Exercise: Transcribe every entry word for word, leaving out all images.

-- BEGIN Input for this task --

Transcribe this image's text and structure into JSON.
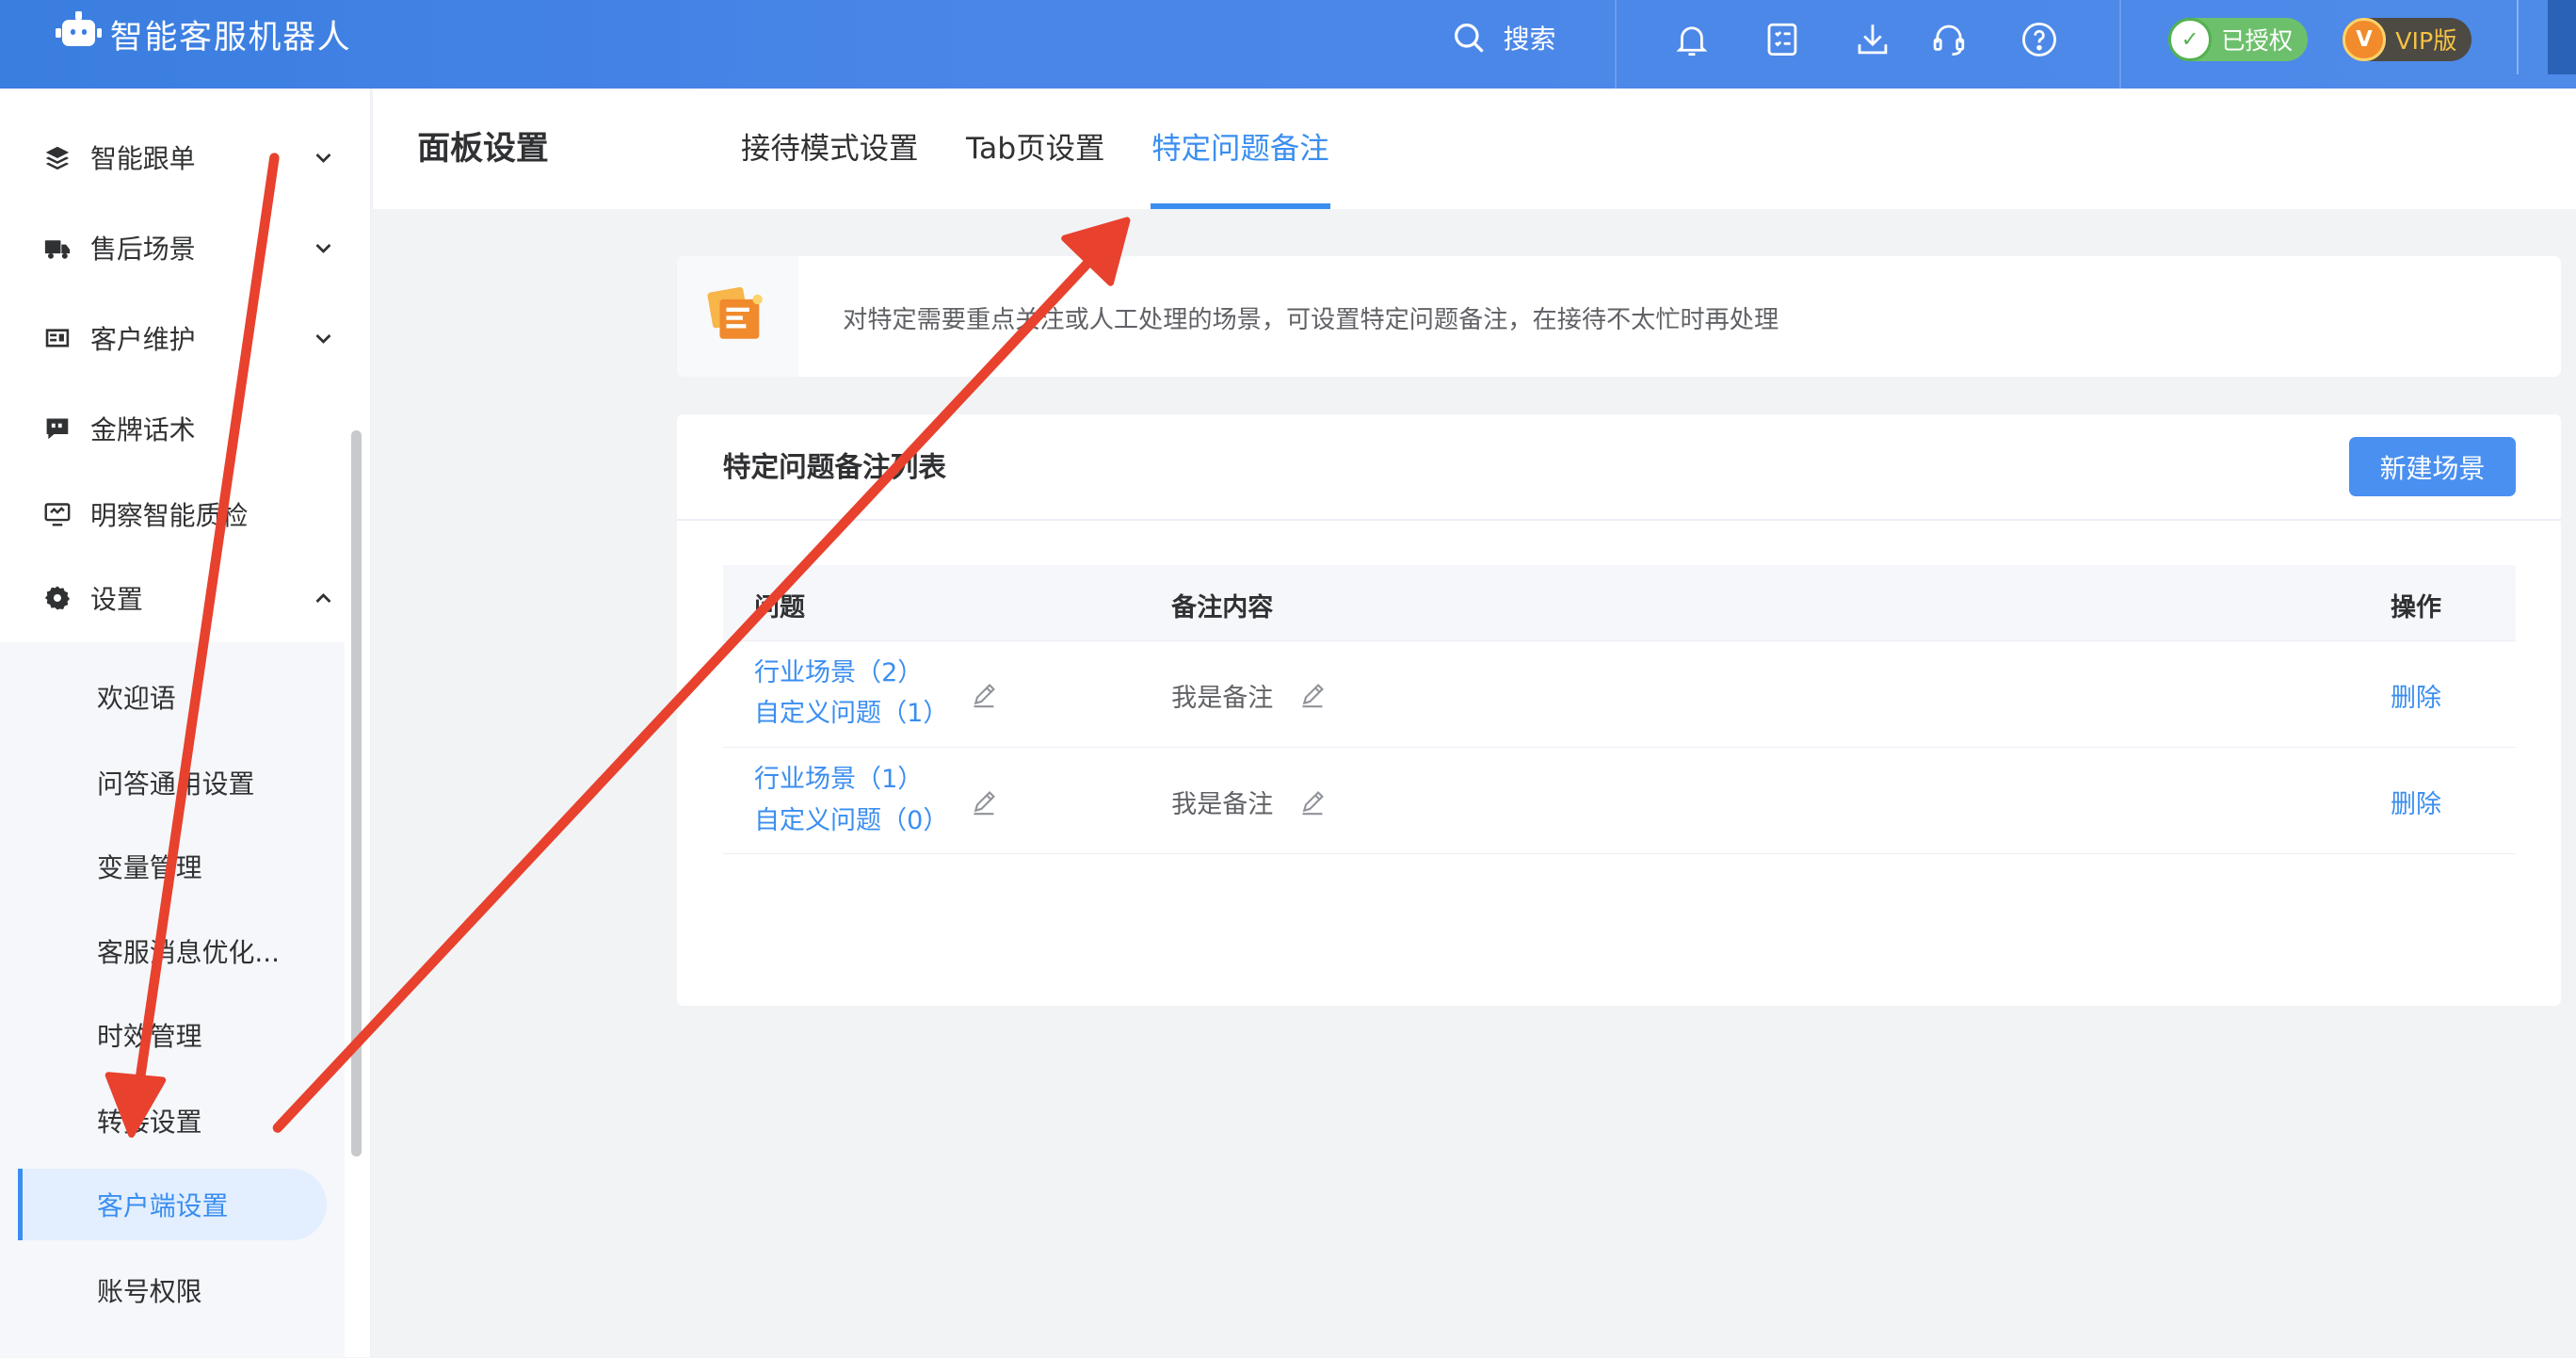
{
  "header": {
    "app_title": "智能客服机器人",
    "search_label": "搜索",
    "icons": [
      "bell-icon",
      "task-list-icon",
      "download-icon",
      "headset-icon",
      "help-icon"
    ],
    "badges": {
      "authorized": "已授权",
      "vip": "VIP版"
    }
  },
  "sidebar": {
    "items": [
      {
        "label": "智能跟单",
        "icon": "layers-icon",
        "expanded": false
      },
      {
        "label": "售后场景",
        "icon": "truck-icon",
        "expanded": false
      },
      {
        "label": "客户维护",
        "icon": "id-card-icon",
        "expanded": false
      },
      {
        "label": "金牌话术",
        "icon": "quote-icon"
      },
      {
        "label": "明察智能质检",
        "icon": "monitor-icon"
      },
      {
        "label": "设置",
        "icon": "gear-icon",
        "expanded": true
      }
    ],
    "sub_items": [
      "欢迎语",
      "问答通用设置",
      "变量管理",
      "客服消息优化...",
      "时效管理",
      "转接设置",
      "客户端设置",
      "账号权限"
    ],
    "active_sub_item": "客户端设置"
  },
  "page": {
    "title": "面板设置",
    "tabs": [
      "接待模式设置",
      "Tab页设置",
      "特定问题备注"
    ],
    "active_tab": "特定问题备注"
  },
  "intro": {
    "text": "对特定需要重点关注或人工处理的场景，可设置特定问题备注，在接待不太忙时再处理"
  },
  "list": {
    "title": "特定问题备注列表",
    "new_button": "新建场景",
    "columns": [
      "问题",
      "备注内容",
      "操作"
    ],
    "rows": [
      {
        "q1": "行业场景（2）",
        "q2": "自定义问题（1）",
        "note": "我是备注",
        "action": "删除"
      },
      {
        "q1": "行业场景（1）",
        "q2": "自定义问题（0）",
        "note": "我是备注",
        "action": "删除"
      }
    ]
  },
  "colors": {
    "header_bg": "#4a86e8",
    "accent": "#3a8ef0",
    "annotation_arrow": "#e8412e",
    "authorized_badge": "#6dc06b",
    "vip_badge": "#4d4a44"
  }
}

-- END Input for this task --

Written answer:
Transcribe this image's text and structure into JSON.
{
  "header": {
    "app_title": "智能客服机器人",
    "search_label": "搜索",
    "icons": [
      "bell-icon",
      "task-list-icon",
      "download-icon",
      "headset-icon",
      "help-icon"
    ],
    "badges": {
      "authorized": "已授权",
      "vip": "VIP版"
    }
  },
  "sidebar": {
    "items": [
      {
        "label": "智能跟单",
        "icon": "layers-icon",
        "expanded": false
      },
      {
        "label": "售后场景",
        "icon": "truck-icon",
        "expanded": false
      },
      {
        "label": "客户维护",
        "icon": "id-card-icon",
        "expanded": false
      },
      {
        "label": "金牌话术",
        "icon": "quote-icon"
      },
      {
        "label": "明察智能质检",
        "icon": "monitor-icon"
      },
      {
        "label": "设置",
        "icon": "gear-icon",
        "expanded": true
      }
    ],
    "sub_items": [
      "欢迎语",
      "问答通用设置",
      "变量管理",
      "客服消息优化...",
      "时效管理",
      "转接设置",
      "客户端设置",
      "账号权限"
    ],
    "active_sub_item": "客户端设置"
  },
  "page": {
    "title": "面板设置",
    "tabs": [
      "接待模式设置",
      "Tab页设置",
      "特定问题备注"
    ],
    "active_tab": "特定问题备注"
  },
  "intro": {
    "text": "对特定需要重点关注或人工处理的场景，可设置特定问题备注，在接待不太忙时再处理"
  },
  "list": {
    "title": "特定问题备注列表",
    "new_button": "新建场景",
    "columns": [
      "问题",
      "备注内容",
      "操作"
    ],
    "rows": [
      {
        "q1": "行业场景（2）",
        "q2": "自定义问题（1）",
        "note": "我是备注",
        "action": "删除"
      },
      {
        "q1": "行业场景（1）",
        "q2": "自定义问题（0）",
        "note": "我是备注",
        "action": "删除"
      }
    ]
  },
  "colors": {
    "header_bg": "#4a86e8",
    "accent": "#3a8ef0",
    "annotation_arrow": "#e8412e",
    "authorized_badge": "#6dc06b",
    "vip_badge": "#4d4a44"
  }
}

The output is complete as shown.